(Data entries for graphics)
== == ==

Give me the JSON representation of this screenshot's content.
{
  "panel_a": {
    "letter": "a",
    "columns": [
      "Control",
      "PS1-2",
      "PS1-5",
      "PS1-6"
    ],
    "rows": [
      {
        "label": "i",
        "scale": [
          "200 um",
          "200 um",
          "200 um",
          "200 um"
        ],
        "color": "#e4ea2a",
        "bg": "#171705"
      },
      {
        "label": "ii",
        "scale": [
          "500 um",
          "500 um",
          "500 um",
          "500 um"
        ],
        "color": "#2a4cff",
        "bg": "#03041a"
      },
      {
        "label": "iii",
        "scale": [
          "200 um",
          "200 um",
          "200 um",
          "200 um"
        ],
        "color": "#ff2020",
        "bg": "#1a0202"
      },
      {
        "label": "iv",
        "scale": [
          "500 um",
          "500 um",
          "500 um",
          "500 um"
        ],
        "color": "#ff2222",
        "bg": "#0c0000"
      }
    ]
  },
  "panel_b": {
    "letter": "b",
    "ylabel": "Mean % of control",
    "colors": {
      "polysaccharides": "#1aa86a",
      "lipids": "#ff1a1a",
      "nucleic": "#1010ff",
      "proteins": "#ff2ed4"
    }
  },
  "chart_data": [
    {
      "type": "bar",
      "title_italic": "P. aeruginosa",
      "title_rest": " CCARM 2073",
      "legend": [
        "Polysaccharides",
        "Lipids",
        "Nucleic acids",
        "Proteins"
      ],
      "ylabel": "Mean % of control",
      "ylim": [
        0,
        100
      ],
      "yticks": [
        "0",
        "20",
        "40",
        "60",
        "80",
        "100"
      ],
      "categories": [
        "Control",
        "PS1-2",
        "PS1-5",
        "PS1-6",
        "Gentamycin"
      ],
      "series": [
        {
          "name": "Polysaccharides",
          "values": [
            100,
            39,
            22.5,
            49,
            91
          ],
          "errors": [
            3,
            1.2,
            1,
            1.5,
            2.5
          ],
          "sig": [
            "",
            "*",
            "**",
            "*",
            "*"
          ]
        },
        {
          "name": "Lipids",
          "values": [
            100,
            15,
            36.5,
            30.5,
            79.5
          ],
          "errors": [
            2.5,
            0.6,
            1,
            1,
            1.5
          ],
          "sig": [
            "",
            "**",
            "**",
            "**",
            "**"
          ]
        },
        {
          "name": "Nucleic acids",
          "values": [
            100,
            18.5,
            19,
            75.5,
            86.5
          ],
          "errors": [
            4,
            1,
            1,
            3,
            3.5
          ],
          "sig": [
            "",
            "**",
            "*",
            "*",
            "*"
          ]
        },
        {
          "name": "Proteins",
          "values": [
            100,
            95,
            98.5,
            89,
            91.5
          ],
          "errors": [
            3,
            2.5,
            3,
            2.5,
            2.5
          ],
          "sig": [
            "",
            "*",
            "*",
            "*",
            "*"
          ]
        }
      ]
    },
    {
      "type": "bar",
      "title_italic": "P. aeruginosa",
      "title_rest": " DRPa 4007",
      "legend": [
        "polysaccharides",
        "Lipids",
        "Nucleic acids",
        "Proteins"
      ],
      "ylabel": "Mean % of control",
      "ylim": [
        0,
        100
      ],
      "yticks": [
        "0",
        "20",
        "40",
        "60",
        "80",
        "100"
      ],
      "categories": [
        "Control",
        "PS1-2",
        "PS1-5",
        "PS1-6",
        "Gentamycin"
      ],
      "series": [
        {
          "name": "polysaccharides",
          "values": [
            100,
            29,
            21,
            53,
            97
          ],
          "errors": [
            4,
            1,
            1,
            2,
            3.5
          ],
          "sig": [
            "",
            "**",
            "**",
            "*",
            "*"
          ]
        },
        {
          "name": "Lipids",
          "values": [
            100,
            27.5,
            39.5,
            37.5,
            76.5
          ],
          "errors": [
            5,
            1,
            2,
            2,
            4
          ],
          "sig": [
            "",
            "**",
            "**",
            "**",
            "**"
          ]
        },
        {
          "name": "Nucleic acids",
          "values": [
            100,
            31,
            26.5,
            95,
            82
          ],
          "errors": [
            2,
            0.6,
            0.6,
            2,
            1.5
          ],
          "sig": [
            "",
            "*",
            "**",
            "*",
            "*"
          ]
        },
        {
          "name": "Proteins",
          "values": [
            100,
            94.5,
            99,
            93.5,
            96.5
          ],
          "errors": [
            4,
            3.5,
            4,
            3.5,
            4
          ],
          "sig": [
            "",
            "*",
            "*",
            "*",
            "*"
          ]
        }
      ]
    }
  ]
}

== == ==

INSTRUCTIONS FOR THE TASK: In full and word for word, reproduce the data above.

RESPONSE AREA:
Give me the JSON representation of this screenshot's content.
{
  "panel_a": {
    "letter": "a",
    "columns": [
      "Control",
      "PS1-2",
      "PS1-5",
      "PS1-6"
    ],
    "rows": [
      {
        "label": "i",
        "scale": [
          "200 um",
          "200 um",
          "200 um",
          "200 um"
        ],
        "color": "#e4ea2a",
        "bg": "#171705"
      },
      {
        "label": "ii",
        "scale": [
          "500 um",
          "500 um",
          "500 um",
          "500 um"
        ],
        "color": "#2a4cff",
        "bg": "#03041a"
      },
      {
        "label": "iii",
        "scale": [
          "200 um",
          "200 um",
          "200 um",
          "200 um"
        ],
        "color": "#ff2020",
        "bg": "#1a0202"
      },
      {
        "label": "iv",
        "scale": [
          "500 um",
          "500 um",
          "500 um",
          "500 um"
        ],
        "color": "#ff2222",
        "bg": "#0c0000"
      }
    ]
  },
  "panel_b": {
    "letter": "b",
    "ylabel": "Mean % of control",
    "colors": {
      "polysaccharides": "#1aa86a",
      "lipids": "#ff1a1a",
      "nucleic": "#1010ff",
      "proteins": "#ff2ed4"
    }
  },
  "chart_data": [
    {
      "type": "bar",
      "title_italic": "P. aeruginosa",
      "title_rest": " CCARM 2073",
      "legend": [
        "Polysaccharides",
        "Lipids",
        "Nucleic acids",
        "Proteins"
      ],
      "ylabel": "Mean % of control",
      "ylim": [
        0,
        100
      ],
      "yticks": [
        "0",
        "20",
        "40",
        "60",
        "80",
        "100"
      ],
      "categories": [
        "Control",
        "PS1-2",
        "PS1-5",
        "PS1-6",
        "Gentamycin"
      ],
      "series": [
        {
          "name": "Polysaccharides",
          "values": [
            100,
            39,
            22.5,
            49,
            91
          ],
          "errors": [
            3,
            1.2,
            1,
            1.5,
            2.5
          ],
          "sig": [
            "",
            "*",
            "**",
            "*",
            "*"
          ]
        },
        {
          "name": "Lipids",
          "values": [
            100,
            15,
            36.5,
            30.5,
            79.5
          ],
          "errors": [
            2.5,
            0.6,
            1,
            1,
            1.5
          ],
          "sig": [
            "",
            "**",
            "**",
            "**",
            "**"
          ]
        },
        {
          "name": "Nucleic acids",
          "values": [
            100,
            18.5,
            19,
            75.5,
            86.5
          ],
          "errors": [
            4,
            1,
            1,
            3,
            3.5
          ],
          "sig": [
            "",
            "**",
            "*",
            "*",
            "*"
          ]
        },
        {
          "name": "Proteins",
          "values": [
            100,
            95,
            98.5,
            89,
            91.5
          ],
          "errors": [
            3,
            2.5,
            3,
            2.5,
            2.5
          ],
          "sig": [
            "",
            "*",
            "*",
            "*",
            "*"
          ]
        }
      ]
    },
    {
      "type": "bar",
      "title_italic": "P. aeruginosa",
      "title_rest": " DRPa 4007",
      "legend": [
        "polysaccharides",
        "Lipids",
        "Nucleic acids",
        "Proteins"
      ],
      "ylabel": "Mean % of control",
      "ylim": [
        0,
        100
      ],
      "yticks": [
        "0",
        "20",
        "40",
        "60",
        "80",
        "100"
      ],
      "categories": [
        "Control",
        "PS1-2",
        "PS1-5",
        "PS1-6",
        "Gentamycin"
      ],
      "series": [
        {
          "name": "polysaccharides",
          "values": [
            100,
            29,
            21,
            53,
            97
          ],
          "errors": [
            4,
            1,
            1,
            2,
            3.5
          ],
          "sig": [
            "",
            "**",
            "**",
            "*",
            "*"
          ]
        },
        {
          "name": "Lipids",
          "values": [
            100,
            27.5,
            39.5,
            37.5,
            76.5
          ],
          "errors": [
            5,
            1,
            2,
            2,
            4
          ],
          "sig": [
            "",
            "**",
            "**",
            "**",
            "**"
          ]
        },
        {
          "name": "Nucleic acids",
          "values": [
            100,
            31,
            26.5,
            95,
            82
          ],
          "errors": [
            2,
            0.6,
            0.6,
            2,
            1.5
          ],
          "sig": [
            "",
            "*",
            "**",
            "*",
            "*"
          ]
        },
        {
          "name": "Proteins",
          "values": [
            100,
            94.5,
            99,
            93.5,
            96.5
          ],
          "errors": [
            4,
            3.5,
            4,
            3.5,
            4
          ],
          "sig": [
            "",
            "*",
            "*",
            "*",
            "*"
          ]
        }
      ]
    }
  ]
}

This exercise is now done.